> RECORDS SHOWN
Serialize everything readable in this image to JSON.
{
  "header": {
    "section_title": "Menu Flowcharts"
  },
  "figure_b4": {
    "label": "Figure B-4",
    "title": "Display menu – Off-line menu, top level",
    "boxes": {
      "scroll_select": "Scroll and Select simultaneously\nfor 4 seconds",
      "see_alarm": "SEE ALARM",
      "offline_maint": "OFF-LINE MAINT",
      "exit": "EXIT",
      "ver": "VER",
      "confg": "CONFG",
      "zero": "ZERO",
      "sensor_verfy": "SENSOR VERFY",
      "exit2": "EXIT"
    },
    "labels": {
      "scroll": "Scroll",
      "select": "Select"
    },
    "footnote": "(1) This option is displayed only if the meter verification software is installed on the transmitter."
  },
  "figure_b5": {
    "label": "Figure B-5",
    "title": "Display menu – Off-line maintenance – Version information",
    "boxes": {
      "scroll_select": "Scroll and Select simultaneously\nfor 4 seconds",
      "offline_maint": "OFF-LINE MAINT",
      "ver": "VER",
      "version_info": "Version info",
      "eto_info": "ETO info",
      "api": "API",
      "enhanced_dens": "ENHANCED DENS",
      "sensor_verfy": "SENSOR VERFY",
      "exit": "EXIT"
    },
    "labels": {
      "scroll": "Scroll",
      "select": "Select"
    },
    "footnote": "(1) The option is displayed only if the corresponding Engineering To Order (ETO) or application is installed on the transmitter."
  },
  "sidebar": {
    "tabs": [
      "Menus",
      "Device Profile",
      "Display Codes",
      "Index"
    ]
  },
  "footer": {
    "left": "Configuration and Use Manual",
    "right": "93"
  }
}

> WHAT YOU WILL DO
Can you give every line above again, exactly as written?

> ANSWER TO THIS TASK
Serialize everything readable in this image to JSON.
{
  "header": {
    "section_title": "Menu Flowcharts"
  },
  "figure_b4": {
    "label": "Figure B-4",
    "title": "Display menu – Off-line menu, top level",
    "boxes": {
      "scroll_select": "Scroll and Select simultaneously\nfor 4 seconds",
      "see_alarm": "SEE ALARM",
      "offline_maint": "OFF-LINE MAINT",
      "exit": "EXIT",
      "ver": "VER",
      "confg": "CONFG",
      "zero": "ZERO",
      "sensor_verfy": "SENSOR VERFY",
      "exit2": "EXIT"
    },
    "labels": {
      "scroll": "Scroll",
      "select": "Select"
    },
    "footnote": "(1) This option is displayed only if the meter verification software is installed on the transmitter."
  },
  "figure_b5": {
    "label": "Figure B-5",
    "title": "Display menu – Off-line maintenance – Version information",
    "boxes": {
      "scroll_select": "Scroll and Select simultaneously\nfor 4 seconds",
      "offline_maint": "OFF-LINE MAINT",
      "ver": "VER",
      "version_info": "Version info",
      "eto_info": "ETO info",
      "api": "API",
      "enhanced_dens": "ENHANCED DENS",
      "sensor_verfy": "SENSOR VERFY",
      "exit": "EXIT"
    },
    "labels": {
      "scroll": "Scroll",
      "select": "Select"
    },
    "footnote": "(1) The option is displayed only if the corresponding Engineering To Order (ETO) or application is installed on the transmitter."
  },
  "sidebar": {
    "tabs": [
      "Menus",
      "Device Profile",
      "Display Codes",
      "Index"
    ]
  },
  "footer": {
    "left": "Configuration and Use Manual",
    "right": "93"
  }
}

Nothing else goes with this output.